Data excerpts
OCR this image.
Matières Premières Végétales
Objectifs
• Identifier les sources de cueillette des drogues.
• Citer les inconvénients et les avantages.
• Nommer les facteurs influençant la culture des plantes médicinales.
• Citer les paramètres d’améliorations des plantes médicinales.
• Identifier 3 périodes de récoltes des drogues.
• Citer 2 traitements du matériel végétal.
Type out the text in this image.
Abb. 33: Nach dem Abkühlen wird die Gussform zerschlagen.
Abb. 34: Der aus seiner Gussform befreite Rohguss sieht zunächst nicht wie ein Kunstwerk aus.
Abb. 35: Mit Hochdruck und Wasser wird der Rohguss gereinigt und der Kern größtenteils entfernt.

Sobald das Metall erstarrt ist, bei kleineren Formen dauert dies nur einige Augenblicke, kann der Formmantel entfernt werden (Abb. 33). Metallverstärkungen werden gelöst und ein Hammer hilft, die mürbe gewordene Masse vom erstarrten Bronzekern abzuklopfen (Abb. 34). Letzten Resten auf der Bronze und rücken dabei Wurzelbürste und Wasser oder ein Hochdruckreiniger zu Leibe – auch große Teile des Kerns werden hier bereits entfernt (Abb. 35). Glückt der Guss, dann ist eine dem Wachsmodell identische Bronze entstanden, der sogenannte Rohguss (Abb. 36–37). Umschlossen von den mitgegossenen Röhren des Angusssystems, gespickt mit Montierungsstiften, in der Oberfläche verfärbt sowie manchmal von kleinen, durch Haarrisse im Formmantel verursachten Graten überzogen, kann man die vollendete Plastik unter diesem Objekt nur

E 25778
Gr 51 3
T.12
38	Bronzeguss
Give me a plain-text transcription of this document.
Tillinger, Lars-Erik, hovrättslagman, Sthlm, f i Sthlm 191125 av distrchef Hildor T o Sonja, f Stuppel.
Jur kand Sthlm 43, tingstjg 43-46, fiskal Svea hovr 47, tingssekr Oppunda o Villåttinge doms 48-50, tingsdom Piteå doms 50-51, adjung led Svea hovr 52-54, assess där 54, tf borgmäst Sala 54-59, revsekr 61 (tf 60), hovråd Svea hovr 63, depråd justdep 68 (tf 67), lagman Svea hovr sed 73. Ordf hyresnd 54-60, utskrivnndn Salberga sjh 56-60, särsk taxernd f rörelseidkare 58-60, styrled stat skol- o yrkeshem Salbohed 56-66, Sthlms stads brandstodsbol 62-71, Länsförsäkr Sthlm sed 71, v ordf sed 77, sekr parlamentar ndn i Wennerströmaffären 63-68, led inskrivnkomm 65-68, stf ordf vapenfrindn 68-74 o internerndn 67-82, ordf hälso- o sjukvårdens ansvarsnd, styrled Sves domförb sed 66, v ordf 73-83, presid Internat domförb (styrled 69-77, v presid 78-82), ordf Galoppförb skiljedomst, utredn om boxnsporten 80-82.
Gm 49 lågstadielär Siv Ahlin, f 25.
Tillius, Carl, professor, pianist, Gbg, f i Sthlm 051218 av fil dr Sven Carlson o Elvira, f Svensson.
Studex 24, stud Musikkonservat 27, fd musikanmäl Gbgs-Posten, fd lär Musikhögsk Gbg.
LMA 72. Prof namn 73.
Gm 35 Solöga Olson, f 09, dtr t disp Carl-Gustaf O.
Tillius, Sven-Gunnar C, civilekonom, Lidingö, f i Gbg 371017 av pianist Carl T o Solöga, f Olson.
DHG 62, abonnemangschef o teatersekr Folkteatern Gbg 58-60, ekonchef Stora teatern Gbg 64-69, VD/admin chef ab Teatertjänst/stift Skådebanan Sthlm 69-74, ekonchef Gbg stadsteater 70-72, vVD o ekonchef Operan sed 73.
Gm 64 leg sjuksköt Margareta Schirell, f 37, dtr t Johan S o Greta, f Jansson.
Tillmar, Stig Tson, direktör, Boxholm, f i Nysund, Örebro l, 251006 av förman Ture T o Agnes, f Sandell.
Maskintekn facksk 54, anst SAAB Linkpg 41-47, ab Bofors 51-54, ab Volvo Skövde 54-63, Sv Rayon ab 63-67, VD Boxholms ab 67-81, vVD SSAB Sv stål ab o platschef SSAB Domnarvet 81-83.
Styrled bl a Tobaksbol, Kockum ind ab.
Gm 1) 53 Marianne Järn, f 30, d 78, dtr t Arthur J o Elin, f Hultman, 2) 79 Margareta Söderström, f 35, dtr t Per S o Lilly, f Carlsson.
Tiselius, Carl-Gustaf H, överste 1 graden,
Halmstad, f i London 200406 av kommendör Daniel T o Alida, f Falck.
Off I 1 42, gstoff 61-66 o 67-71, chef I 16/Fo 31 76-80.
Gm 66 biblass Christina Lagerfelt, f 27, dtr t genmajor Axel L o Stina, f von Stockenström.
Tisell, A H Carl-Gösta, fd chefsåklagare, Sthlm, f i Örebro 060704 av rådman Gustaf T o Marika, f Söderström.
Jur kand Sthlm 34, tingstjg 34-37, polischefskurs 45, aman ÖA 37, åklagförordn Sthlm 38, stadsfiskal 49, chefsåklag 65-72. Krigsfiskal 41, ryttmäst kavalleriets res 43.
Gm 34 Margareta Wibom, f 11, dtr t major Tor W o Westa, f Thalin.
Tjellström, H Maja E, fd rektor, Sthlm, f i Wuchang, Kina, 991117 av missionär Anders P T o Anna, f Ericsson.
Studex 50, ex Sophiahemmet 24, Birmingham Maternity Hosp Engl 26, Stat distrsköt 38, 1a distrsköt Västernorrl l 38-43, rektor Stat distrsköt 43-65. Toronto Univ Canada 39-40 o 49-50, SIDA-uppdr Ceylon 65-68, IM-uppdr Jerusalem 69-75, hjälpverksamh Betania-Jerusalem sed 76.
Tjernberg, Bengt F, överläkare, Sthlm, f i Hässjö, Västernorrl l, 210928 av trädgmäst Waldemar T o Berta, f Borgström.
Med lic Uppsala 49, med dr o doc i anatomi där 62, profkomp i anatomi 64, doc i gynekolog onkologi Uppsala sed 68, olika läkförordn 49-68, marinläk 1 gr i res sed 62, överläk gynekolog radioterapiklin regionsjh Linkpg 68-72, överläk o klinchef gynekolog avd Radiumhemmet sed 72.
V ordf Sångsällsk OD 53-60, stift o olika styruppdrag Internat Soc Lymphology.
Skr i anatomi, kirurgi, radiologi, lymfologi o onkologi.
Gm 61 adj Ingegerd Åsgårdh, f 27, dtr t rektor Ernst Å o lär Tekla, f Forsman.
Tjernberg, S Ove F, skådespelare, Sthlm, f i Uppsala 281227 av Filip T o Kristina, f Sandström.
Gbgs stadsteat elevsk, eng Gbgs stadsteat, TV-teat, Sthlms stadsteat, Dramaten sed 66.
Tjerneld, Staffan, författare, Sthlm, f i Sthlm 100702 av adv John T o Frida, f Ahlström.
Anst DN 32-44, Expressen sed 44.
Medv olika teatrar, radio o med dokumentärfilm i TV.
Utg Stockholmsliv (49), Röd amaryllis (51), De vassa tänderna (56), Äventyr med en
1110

### BRIEF:
Return each line that includes "anatomi".

### RESPONSE BELOW:
Med lic Uppsala 49, med dr o doc i anatomi där 62, profkomp i anatomi 64, doc i gynekolog onkologi Uppsala sed 68, olika läkförordn 49-68, marinläk 1 gr i res sed 62, överläk gynekolog radioterapiklin regionsjh Linkpg 68-72, överläk o klinchef gynekolog avd Radiumhemmet sed 72.
Skr i anatomi, kirurgi, radiologi, lymfologi o onkologi.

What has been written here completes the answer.